#### Stored data
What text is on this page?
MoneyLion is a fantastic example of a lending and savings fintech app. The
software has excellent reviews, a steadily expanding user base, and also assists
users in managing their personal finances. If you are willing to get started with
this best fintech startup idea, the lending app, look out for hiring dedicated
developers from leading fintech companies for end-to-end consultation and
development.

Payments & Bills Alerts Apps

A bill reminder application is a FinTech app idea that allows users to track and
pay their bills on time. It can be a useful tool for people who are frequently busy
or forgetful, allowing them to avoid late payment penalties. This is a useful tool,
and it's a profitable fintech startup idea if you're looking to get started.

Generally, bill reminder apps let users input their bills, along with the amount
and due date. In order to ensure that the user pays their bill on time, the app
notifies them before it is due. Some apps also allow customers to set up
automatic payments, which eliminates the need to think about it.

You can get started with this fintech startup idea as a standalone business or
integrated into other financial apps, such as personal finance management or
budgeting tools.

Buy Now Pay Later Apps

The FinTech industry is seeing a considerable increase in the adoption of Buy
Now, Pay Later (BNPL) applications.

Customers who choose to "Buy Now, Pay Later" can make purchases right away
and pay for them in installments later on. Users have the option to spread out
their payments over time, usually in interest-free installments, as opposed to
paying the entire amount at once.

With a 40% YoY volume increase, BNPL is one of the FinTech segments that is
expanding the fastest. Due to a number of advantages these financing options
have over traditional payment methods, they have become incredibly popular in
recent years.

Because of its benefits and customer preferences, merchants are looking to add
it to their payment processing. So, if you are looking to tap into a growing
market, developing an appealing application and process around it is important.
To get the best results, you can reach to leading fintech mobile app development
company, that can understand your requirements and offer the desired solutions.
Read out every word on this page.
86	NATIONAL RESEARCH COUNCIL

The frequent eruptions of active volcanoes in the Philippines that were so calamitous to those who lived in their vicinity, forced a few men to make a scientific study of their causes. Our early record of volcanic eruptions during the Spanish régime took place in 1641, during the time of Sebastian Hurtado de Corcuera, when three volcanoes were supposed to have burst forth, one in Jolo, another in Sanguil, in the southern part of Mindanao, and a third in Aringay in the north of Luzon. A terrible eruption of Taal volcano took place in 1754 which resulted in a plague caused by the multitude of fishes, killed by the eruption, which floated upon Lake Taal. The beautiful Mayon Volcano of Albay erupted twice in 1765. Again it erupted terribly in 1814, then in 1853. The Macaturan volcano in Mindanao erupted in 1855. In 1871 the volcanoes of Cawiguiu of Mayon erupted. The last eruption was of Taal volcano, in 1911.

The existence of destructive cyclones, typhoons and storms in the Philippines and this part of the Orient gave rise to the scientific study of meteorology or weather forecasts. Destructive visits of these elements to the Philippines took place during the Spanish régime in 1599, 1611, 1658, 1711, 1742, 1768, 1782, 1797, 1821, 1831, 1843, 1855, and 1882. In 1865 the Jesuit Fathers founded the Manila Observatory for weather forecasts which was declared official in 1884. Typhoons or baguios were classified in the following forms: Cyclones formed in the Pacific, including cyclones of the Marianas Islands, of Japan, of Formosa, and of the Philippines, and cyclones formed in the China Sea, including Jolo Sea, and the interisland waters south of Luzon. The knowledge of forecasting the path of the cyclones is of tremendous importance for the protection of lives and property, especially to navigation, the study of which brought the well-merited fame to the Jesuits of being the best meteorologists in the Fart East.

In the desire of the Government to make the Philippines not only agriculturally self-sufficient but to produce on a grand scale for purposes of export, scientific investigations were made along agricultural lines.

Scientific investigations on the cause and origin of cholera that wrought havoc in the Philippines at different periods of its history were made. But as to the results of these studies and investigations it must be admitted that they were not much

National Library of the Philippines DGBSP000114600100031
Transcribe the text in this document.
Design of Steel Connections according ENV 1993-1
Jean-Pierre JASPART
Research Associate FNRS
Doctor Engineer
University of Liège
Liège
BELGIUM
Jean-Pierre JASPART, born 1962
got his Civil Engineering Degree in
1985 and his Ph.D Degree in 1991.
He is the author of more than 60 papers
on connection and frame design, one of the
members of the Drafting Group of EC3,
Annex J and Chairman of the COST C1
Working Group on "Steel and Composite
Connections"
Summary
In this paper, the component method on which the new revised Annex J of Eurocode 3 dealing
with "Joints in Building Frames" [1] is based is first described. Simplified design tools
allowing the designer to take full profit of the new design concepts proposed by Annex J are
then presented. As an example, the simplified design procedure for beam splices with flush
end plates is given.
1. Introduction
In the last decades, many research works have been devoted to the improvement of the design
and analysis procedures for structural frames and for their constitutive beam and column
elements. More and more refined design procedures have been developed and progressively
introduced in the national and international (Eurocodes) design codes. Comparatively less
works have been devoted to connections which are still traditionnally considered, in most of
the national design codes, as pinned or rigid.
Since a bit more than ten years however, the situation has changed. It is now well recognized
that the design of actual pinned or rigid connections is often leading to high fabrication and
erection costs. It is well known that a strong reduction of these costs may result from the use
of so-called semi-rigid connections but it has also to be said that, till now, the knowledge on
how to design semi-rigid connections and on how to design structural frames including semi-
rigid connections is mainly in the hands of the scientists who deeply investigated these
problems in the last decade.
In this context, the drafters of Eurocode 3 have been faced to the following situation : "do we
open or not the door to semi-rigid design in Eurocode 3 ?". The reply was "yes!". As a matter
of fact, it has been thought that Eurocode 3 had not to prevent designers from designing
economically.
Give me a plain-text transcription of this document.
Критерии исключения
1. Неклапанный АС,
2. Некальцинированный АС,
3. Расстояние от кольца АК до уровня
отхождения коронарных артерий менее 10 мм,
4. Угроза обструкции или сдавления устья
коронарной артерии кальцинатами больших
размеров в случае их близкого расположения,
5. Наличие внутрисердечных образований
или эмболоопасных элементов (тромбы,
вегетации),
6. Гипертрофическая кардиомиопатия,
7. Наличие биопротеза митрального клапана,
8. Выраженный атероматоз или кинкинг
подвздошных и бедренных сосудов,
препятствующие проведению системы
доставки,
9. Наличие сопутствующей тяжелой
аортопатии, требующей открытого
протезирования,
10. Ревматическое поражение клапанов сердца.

#### Task directions
Find the lines containing "idea" and list every one of them.

#### Solution to this exercise
this best fintech startup idea, the lending app, look out for hiring dedicated
A bill reminder application is a FinTech app idea that allows users to track and
and it's a profitable fintech startup idea if you're looking to get started.
You can get started with this fintech startup idea as a standalone business or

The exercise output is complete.